--- begin PROVIDED MATERIAL ---

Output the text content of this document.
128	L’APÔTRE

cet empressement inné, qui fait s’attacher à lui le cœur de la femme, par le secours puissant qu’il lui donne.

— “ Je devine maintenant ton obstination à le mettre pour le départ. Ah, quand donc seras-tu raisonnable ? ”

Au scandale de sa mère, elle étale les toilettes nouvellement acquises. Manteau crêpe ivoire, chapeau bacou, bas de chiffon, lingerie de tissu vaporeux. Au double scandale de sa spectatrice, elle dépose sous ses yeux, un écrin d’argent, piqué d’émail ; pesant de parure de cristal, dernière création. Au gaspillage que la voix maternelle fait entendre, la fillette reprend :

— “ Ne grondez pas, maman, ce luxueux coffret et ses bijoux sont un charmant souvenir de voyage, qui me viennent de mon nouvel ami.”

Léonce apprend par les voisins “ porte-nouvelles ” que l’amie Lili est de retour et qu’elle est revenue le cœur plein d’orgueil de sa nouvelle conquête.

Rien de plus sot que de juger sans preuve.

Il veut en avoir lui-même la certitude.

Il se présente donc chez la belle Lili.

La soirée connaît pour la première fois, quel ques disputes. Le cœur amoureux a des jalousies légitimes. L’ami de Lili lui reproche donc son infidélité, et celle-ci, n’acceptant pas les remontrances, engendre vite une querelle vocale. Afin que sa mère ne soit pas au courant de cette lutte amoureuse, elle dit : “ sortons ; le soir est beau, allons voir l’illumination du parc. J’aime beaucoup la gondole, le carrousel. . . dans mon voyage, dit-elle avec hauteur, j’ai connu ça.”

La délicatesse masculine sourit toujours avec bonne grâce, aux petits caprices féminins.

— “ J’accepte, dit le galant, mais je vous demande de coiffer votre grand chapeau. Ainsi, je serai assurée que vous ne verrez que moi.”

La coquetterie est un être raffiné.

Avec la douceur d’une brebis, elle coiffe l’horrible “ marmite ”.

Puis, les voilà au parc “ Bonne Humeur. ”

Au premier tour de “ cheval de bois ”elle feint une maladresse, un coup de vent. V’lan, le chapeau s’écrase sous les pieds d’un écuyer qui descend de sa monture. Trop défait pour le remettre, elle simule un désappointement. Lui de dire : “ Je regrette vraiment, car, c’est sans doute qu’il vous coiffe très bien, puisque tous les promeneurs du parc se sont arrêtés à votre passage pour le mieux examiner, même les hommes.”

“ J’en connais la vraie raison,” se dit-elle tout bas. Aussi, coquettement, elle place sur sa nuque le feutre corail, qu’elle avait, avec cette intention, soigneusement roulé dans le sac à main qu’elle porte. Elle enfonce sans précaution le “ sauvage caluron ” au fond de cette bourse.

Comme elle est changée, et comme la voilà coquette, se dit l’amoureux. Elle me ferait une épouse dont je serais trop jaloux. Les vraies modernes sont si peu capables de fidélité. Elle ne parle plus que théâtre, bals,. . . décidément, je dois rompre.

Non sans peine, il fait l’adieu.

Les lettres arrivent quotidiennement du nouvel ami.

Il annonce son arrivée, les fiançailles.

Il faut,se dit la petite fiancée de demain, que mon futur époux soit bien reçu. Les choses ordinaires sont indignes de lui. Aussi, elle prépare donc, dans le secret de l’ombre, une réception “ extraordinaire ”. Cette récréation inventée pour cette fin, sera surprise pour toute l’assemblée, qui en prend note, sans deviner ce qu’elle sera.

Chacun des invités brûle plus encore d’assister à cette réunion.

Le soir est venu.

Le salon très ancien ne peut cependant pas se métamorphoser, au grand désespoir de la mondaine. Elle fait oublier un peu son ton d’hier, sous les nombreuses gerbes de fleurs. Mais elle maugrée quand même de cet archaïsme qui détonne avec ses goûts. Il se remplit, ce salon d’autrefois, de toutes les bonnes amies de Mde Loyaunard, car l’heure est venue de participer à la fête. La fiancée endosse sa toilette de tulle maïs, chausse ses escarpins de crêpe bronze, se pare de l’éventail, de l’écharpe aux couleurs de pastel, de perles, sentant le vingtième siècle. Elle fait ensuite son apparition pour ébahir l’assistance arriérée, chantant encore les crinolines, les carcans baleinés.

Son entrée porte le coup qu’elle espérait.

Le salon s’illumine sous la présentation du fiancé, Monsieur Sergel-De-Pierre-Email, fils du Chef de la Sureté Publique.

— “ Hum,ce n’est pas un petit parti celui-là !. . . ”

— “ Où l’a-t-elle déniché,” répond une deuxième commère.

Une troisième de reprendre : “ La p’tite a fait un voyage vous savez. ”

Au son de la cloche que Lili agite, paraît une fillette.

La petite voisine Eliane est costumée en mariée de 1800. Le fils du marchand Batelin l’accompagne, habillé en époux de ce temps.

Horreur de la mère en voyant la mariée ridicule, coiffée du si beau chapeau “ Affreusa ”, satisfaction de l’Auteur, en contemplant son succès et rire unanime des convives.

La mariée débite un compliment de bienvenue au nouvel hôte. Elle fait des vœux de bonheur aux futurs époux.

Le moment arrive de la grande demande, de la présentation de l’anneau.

--- end PROVIDED MATERIAL ---

Print the listing above in its entirety, with every line exact.

Output the text content of this document.
128	L’APÔTRE

cet empressement inné, qui fait s’attacher à lui le cœur de la femme, par le secours puissant qu’il lui donne.

— “ Je devine maintenant ton obstination à le mettre pour le départ. Ah, quand donc seras-tu raisonnable ? ”

Au scandale de sa mère, elle étale les toilettes nouvellement acquises. Manteau crêpe ivoire, chapeau bacou, bas de chiffon, lingerie de tissu vaporeux. Au double scandale de sa spectatrice, elle dépose sous ses yeux, un écrin d’argent, piqué d’émail ; pesant de parure de cristal, dernière création. Au gaspillage que la voix maternelle fait entendre, la fillette reprend :

— “ Ne grondez pas, maman, ce luxueux coffret et ses bijoux sont un charmant souvenir de voyage, qui me viennent de mon nouvel ami.”

Léonce apprend par les voisins “ porte-nouvelles ” que l’amie Lili est de retour et qu’elle est revenue le cœur plein d’orgueil de sa nouvelle conquête.

Rien de plus sot que de juger sans preuve.

Il veut en avoir lui-même la certitude.

Il se présente donc chez la belle Lili.

La soirée connaît pour la première fois, quel ques disputes. Le cœur amoureux a des jalousies légitimes. L’ami de Lili lui reproche donc son infidélité, et celle-ci, n’acceptant pas les remontrances, engendre vite une querelle vocale. Afin que sa mère ne soit pas au courant de cette lutte amoureuse, elle dit : “ sortons ; le soir est beau, allons voir l’illumination du parc. J’aime beaucoup la gondole, le carrousel. . . dans mon voyage, dit-elle avec hauteur, j’ai connu ça.”

La délicatesse masculine sourit toujours avec bonne grâce, aux petits caprices féminins.

— “ J’accepte, dit le galant, mais je vous demande de coiffer votre grand chapeau. Ainsi, je serai assurée que vous ne verrez que moi.”

La coquetterie est un être raffiné.

Avec la douceur d’une brebis, elle coiffe l’horrible “ marmite ”.

Puis, les voilà au parc “ Bonne Humeur. ”

Au premier tour de “ cheval de bois ”elle feint une maladresse, un coup de vent. V’lan, le chapeau s’écrase sous les pieds d’un écuyer qui descend de sa monture. Trop défait pour le remettre, elle simule un désappointement. Lui de dire : “ Je regrette vraiment, car, c’est sans doute qu’il vous coiffe très bien, puisque tous les promeneurs du parc se sont arrêtés à votre passage pour le mieux examiner, même les hommes.”

“ J’en connais la vraie raison,” se dit-elle tout bas. Aussi, coquettement, elle place sur sa nuque le feutre corail, qu’elle avait, avec cette intention, soigneusement roulé dans le sac à main qu’elle porte. Elle enfonce sans précaution le “ sauvage caluron ” au fond de cette bourse.

Comme elle est changée, et comme la voilà coquette, se dit l’amoureux. Elle me ferait une épouse dont je serais trop jaloux. Les vraies modernes sont si peu capables de fidélité. Elle ne parle plus que théâtre, bals,. . . décidément, je dois rompre.

Non sans peine, il fait l’adieu.

Les lettres arrivent quotidiennement du nouvel ami.

Il annonce son arrivée, les fiançailles.

Il faut,se dit la petite fiancée de demain, que mon futur époux soit bien reçu. Les choses ordinaires sont indignes de lui. Aussi, elle prépare donc, dans le secret de l’ombre, une réception “ extraordinaire ”. Cette récréation inventée pour cette fin, sera surprise pour toute l’assemblée, qui en prend note, sans deviner ce qu’elle sera.

Chacun des invités brûle plus encore d’assister à cette réunion.

Le soir est venu.

Le salon très ancien ne peut cependant pas se métamorphoser, au grand désespoir de la mondaine. Elle fait oublier un peu son ton d’hier, sous les nombreuses gerbes de fleurs. Mais elle maugrée quand même de cet archaïsme qui détonne avec ses goûts. Il se remplit, ce salon d’autrefois, de toutes les bonnes amies de Mde Loyaunard, car l’heure est venue de participer à la fête. La fiancée endosse sa toilette de tulle maïs, chausse ses escarpins de crêpe bronze, se pare de l’éventail, de l’écharpe aux couleurs de pastel, de perles, sentant le vingtième siècle. Elle fait ensuite son apparition pour ébahir l’assistance arriérée, chantant encore les crinolines, les carcans baleinés.

Son entrée porte le coup qu’elle espérait.

Le salon s’illumine sous la présentation du fiancé, Monsieur Sergel-De-Pierre-Email, fils du Chef de la Sureté Publique.

— “ Hum,ce n’est pas un petit parti celui-là !. . . ”

— “ Où l’a-t-elle déniché,” répond une deuxième commère.

Une troisième de reprendre : “ La p’tite a fait un voyage vous savez. ”

Au son de la cloche que Lili agite, paraît une fillette.

La petite voisine Eliane est costumée en mariée de 1800. Le fils du marchand Batelin l’accompagne, habillé en époux de ce temps.

Horreur de la mère en voyant la mariée ridicule, coiffée du si beau chapeau “ Affreusa ”, satisfaction de l’Auteur, en contemplant son succès et rire unanime des convives.

La mariée débite un compliment de bienvenue au nouvel hôte. Elle fait des vœux de bonheur aux futurs époux.

Le moment arrive de la grande demande, de la présentation de l’anneau.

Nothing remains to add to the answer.